**Data lines**:
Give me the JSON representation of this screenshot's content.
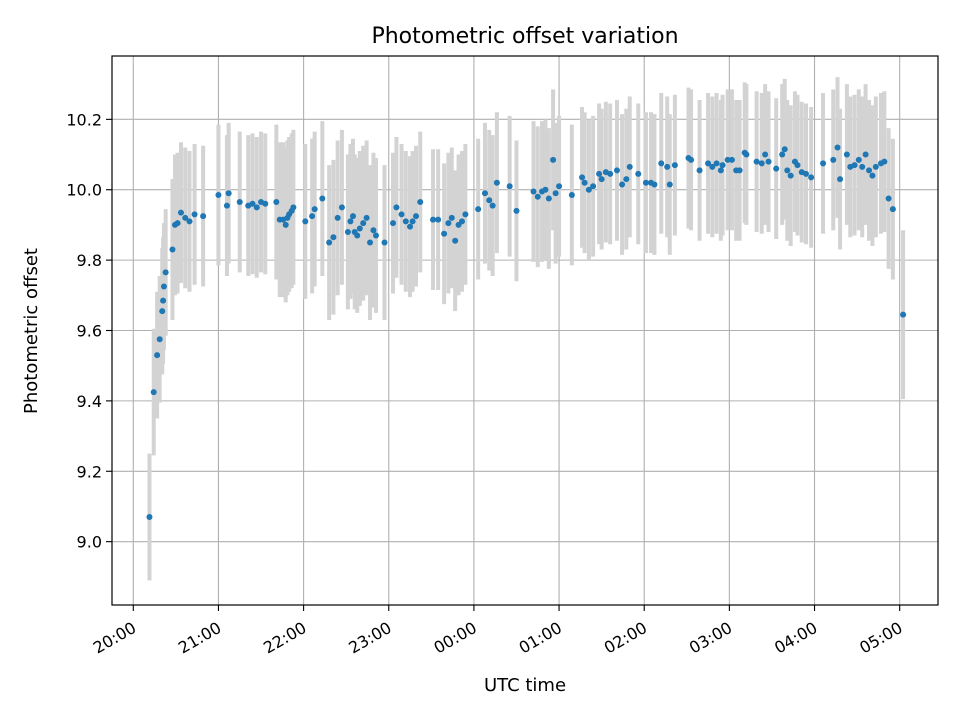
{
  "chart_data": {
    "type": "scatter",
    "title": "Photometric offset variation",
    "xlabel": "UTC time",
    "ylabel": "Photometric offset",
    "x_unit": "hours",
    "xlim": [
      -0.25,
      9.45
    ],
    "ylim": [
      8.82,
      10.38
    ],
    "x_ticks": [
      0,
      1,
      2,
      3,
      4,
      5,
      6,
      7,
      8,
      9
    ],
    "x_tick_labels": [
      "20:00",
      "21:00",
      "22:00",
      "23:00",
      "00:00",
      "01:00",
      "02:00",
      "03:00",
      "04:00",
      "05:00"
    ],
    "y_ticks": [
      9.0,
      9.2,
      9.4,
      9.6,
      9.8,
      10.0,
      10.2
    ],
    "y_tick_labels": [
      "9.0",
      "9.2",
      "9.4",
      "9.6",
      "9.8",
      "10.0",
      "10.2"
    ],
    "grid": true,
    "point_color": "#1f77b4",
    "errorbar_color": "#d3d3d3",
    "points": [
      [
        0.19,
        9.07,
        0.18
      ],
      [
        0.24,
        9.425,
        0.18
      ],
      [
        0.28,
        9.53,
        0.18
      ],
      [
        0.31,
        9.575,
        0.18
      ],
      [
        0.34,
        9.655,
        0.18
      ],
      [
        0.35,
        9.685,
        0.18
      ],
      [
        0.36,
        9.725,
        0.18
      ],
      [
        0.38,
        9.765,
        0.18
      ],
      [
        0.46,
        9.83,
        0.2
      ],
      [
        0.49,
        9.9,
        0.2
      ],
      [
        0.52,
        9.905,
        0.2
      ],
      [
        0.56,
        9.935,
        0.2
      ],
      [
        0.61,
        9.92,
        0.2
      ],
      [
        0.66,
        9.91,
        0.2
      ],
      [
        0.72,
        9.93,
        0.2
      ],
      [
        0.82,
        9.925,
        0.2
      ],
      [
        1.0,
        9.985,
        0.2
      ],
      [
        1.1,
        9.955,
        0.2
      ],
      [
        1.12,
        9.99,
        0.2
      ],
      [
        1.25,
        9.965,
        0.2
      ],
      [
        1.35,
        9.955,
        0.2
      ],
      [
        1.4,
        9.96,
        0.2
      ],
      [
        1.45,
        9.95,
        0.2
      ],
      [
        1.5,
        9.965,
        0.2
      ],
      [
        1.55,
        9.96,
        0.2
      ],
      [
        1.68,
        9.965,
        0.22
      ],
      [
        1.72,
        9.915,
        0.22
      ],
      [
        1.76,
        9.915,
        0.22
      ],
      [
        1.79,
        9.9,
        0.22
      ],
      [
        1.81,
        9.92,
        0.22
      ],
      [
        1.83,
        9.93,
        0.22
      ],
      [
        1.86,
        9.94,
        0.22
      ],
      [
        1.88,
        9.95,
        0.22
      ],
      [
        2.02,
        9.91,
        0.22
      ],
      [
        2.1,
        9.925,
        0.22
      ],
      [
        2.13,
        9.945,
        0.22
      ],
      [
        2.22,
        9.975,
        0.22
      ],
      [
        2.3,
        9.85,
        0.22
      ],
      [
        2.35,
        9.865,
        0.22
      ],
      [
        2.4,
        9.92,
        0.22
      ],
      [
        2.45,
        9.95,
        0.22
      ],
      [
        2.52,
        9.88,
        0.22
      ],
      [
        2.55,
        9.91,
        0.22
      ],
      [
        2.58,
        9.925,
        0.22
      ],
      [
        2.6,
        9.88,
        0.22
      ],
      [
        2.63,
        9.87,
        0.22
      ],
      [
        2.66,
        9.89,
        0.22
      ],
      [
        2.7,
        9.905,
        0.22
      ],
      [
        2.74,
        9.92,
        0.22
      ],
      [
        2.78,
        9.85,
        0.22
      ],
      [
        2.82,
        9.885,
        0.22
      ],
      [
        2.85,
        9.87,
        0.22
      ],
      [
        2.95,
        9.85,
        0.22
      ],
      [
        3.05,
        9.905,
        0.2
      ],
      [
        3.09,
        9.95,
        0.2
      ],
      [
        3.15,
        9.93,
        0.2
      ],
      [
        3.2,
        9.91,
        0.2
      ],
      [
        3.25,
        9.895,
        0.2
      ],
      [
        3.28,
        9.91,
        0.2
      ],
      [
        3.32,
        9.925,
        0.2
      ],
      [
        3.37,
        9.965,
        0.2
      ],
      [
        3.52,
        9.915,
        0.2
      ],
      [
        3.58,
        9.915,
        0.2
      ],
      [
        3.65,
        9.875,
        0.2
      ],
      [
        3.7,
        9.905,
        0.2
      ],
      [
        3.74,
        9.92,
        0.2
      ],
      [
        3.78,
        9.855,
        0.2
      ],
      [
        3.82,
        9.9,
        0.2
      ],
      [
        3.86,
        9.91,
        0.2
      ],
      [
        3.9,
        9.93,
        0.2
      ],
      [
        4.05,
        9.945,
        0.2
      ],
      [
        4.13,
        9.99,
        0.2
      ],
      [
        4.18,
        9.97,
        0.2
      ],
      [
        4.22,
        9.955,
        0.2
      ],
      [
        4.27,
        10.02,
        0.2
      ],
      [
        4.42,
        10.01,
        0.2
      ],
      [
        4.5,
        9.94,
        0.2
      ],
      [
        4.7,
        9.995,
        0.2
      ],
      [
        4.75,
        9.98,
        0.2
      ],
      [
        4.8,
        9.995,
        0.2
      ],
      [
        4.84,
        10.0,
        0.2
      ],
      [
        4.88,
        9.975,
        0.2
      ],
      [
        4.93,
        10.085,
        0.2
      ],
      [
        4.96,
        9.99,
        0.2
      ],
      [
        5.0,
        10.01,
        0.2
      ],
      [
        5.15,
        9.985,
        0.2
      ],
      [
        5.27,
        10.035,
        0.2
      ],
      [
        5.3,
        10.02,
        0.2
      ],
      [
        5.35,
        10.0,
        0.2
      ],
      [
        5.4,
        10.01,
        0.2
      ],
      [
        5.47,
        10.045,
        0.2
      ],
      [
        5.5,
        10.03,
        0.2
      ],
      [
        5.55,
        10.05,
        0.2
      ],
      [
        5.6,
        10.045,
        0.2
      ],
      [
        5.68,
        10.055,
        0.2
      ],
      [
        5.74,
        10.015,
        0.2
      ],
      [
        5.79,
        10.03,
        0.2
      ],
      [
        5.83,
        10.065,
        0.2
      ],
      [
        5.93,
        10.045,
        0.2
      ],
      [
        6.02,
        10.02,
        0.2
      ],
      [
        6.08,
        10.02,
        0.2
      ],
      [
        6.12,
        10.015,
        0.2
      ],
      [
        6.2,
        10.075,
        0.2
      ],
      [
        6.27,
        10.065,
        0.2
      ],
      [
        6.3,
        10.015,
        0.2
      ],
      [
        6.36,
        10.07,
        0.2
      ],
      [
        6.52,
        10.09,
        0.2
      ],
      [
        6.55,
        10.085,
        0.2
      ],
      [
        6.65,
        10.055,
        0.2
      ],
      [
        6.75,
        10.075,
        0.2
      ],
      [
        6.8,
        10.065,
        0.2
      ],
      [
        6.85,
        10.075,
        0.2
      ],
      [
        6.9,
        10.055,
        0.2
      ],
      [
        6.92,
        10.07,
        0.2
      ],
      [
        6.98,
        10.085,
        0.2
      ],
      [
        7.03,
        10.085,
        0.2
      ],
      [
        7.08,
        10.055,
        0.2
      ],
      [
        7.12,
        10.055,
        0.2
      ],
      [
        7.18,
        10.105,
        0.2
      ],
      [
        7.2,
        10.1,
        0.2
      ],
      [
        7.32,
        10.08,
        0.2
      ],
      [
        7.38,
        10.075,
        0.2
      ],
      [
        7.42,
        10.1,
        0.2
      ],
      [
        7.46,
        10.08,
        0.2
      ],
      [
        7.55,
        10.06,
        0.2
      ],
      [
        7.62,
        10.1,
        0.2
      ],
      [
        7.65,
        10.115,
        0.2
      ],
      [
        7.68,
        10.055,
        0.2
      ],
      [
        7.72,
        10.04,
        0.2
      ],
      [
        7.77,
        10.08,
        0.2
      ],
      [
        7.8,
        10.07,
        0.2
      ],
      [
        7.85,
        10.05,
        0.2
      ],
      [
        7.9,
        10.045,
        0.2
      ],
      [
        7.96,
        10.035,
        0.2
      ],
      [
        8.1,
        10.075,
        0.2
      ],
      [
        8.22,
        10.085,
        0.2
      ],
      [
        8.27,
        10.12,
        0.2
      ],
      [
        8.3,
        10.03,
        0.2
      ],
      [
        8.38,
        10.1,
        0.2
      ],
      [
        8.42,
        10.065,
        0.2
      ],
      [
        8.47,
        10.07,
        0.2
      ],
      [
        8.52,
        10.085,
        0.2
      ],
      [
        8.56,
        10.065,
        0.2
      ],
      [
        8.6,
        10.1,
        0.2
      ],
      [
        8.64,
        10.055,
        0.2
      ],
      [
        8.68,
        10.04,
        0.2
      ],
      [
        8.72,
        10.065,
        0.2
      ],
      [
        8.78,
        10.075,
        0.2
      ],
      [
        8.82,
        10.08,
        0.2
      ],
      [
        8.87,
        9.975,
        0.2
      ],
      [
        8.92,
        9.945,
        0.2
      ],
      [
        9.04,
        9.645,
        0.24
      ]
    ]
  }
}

**The problem**: Collect the complete line wherever the string "offset" appears in the records.

**Right answer**:
    "title": "Photometric offset variation",
    "ylabel": "Photometric offset",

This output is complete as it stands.